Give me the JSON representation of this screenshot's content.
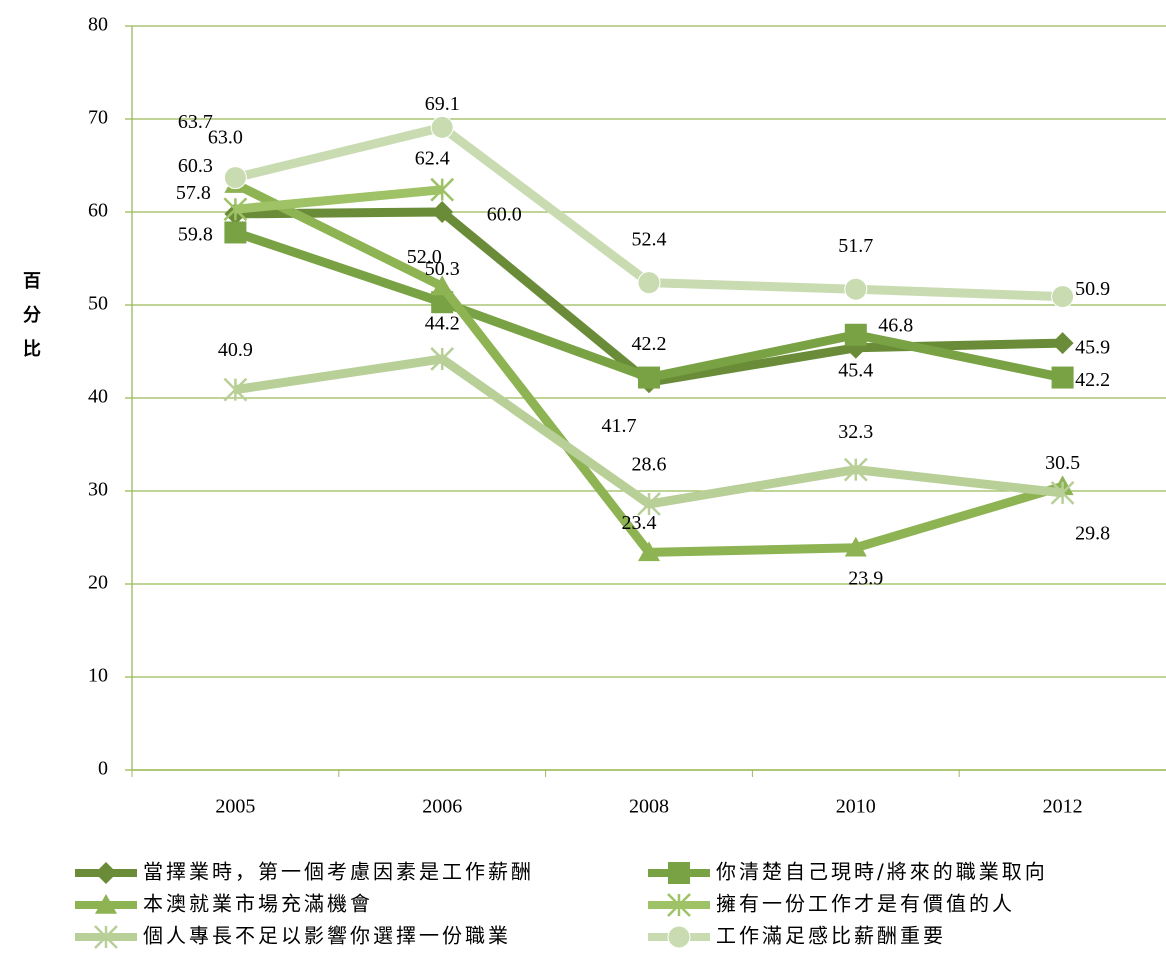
{
  "chart_data": {
    "type": "line",
    "y_label": "百分比",
    "categories": [
      "2005",
      "2006",
      "2008",
      "2010",
      "2012"
    ],
    "ylim": [
      0,
      80
    ],
    "yticks": [
      0,
      10,
      20,
      30,
      40,
      50,
      60,
      70,
      80
    ],
    "grid": true,
    "series": [
      {
        "name": "當擇業時，第一個考慮因素是工作薪酬",
        "color": "#6a8c38",
        "marker": "diamond",
        "values": [
          59.8,
          60.0,
          41.7,
          45.4,
          45.9
        ],
        "value_labels": [
          "59.8",
          "60.0",
          "41.7",
          "45.4",
          "45.9"
        ]
      },
      {
        "name": "你清楚自己現時/將來的職業取向",
        "color": "#78a243",
        "marker": "square",
        "values": [
          57.8,
          50.3,
          42.2,
          46.8,
          42.2
        ],
        "value_labels": [
          "57.8",
          "50.3",
          "42.2",
          "46.8",
          "42.2"
        ]
      },
      {
        "name": "本澳就業市場充滿機會",
        "color": "#8db352",
        "marker": "triangle",
        "values": [
          63.0,
          52.0,
          23.4,
          23.9,
          30.5
        ],
        "value_labels": [
          "63.0",
          "52.0",
          "23.4",
          "23.9",
          "30.5"
        ]
      },
      {
        "name": "擁有一份工作才是有價值的人",
        "color": "#9fc266",
        "marker": "x",
        "values": [
          60.3,
          62.4,
          null,
          null,
          null
        ],
        "value_labels": [
          "60.3",
          "62.4",
          null,
          null,
          null
        ]
      },
      {
        "name": "個人專長不足以影響你選擇一份職業",
        "color": "#b8cf98",
        "marker": "x",
        "values": [
          40.9,
          44.2,
          28.6,
          32.3,
          29.8
        ],
        "value_labels": [
          "40.9",
          "44.2",
          "28.6",
          "32.3",
          "29.8"
        ]
      },
      {
        "name": "工作滿足感比薪酬重要",
        "color": "#c9dbb1",
        "marker": "circle",
        "values": [
          63.7,
          69.1,
          52.4,
          51.7,
          50.9
        ],
        "value_labels": [
          "63.7",
          "69.1",
          "52.4",
          "51.7",
          "50.9"
        ]
      }
    ]
  }
}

□ □ □ □ □

# TASK DESCRIPTION
Extract the full listing exactly, with the pictures left out.

# RESPONSE
Give me the JSON representation of this screenshot's content.
{
  "chart_data": {
    "type": "line",
    "y_label": "百分比",
    "categories": [
      "2005",
      "2006",
      "2008",
      "2010",
      "2012"
    ],
    "ylim": [
      0,
      80
    ],
    "yticks": [
      0,
      10,
      20,
      30,
      40,
      50,
      60,
      70,
      80
    ],
    "grid": true,
    "series": [
      {
        "name": "當擇業時，第一個考慮因素是工作薪酬",
        "color": "#6a8c38",
        "marker": "diamond",
        "values": [
          59.8,
          60.0,
          41.7,
          45.4,
          45.9
        ],
        "value_labels": [
          "59.8",
          "60.0",
          "41.7",
          "45.4",
          "45.9"
        ]
      },
      {
        "name": "你清楚自己現時/將來的職業取向",
        "color": "#78a243",
        "marker": "square",
        "values": [
          57.8,
          50.3,
          42.2,
          46.8,
          42.2
        ],
        "value_labels": [
          "57.8",
          "50.3",
          "42.2",
          "46.8",
          "42.2"
        ]
      },
      {
        "name": "本澳就業市場充滿機會",
        "color": "#8db352",
        "marker": "triangle",
        "values": [
          63.0,
          52.0,
          23.4,
          23.9,
          30.5
        ],
        "value_labels": [
          "63.0",
          "52.0",
          "23.4",
          "23.9",
          "30.5"
        ]
      },
      {
        "name": "擁有一份工作才是有價值的人",
        "color": "#9fc266",
        "marker": "x",
        "values": [
          60.3,
          62.4,
          null,
          null,
          null
        ],
        "value_labels": [
          "60.3",
          "62.4",
          null,
          null,
          null
        ]
      },
      {
        "name": "個人專長不足以影響你選擇一份職業",
        "color": "#b8cf98",
        "marker": "x",
        "values": [
          40.9,
          44.2,
          28.6,
          32.3,
          29.8
        ],
        "value_labels": [
          "40.9",
          "44.2",
          "28.6",
          "32.3",
          "29.8"
        ]
      },
      {
        "name": "工作滿足感比薪酬重要",
        "color": "#c9dbb1",
        "marker": "circle",
        "values": [
          63.7,
          69.1,
          52.4,
          51.7,
          50.9
        ],
        "value_labels": [
          "63.7",
          "69.1",
          "52.4",
          "51.7",
          "50.9"
        ]
      }
    ]
  }
}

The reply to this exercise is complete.